[TASK INSTRUCTIONS]: Copy every line of the entries that includes the word "Mortality".

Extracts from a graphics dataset
::::::

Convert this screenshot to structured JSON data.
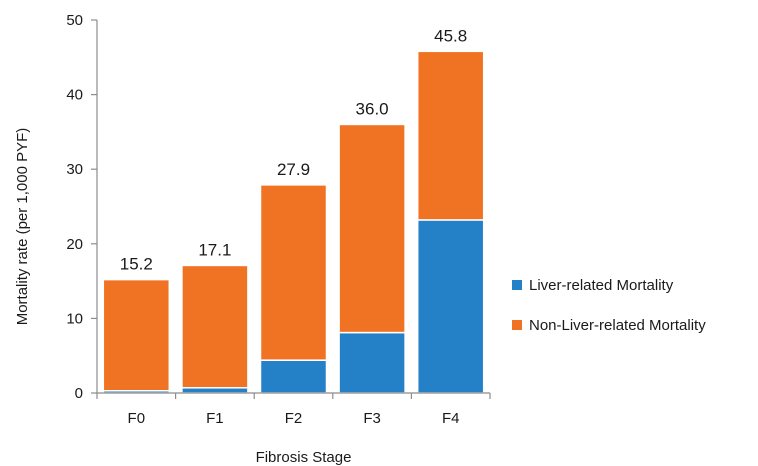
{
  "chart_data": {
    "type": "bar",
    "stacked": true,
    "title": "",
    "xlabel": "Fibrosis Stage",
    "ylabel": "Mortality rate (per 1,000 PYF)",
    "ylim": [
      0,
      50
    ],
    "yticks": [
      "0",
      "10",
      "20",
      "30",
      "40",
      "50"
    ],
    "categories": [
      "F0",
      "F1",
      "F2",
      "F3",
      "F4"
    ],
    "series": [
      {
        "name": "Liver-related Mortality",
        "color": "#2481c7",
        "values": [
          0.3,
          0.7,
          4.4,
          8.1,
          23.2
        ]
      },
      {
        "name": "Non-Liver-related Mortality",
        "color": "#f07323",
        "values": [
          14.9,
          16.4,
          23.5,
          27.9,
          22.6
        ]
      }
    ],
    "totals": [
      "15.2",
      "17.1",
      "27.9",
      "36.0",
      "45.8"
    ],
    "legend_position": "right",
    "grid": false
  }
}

::::::

[EXERCISE RESPONSE]:
    "ylabel": "Mortality rate (per 1,000 PYF)",
        "name": "Liver-related Mortality",
        "name": "Non-Liver-related Mortality",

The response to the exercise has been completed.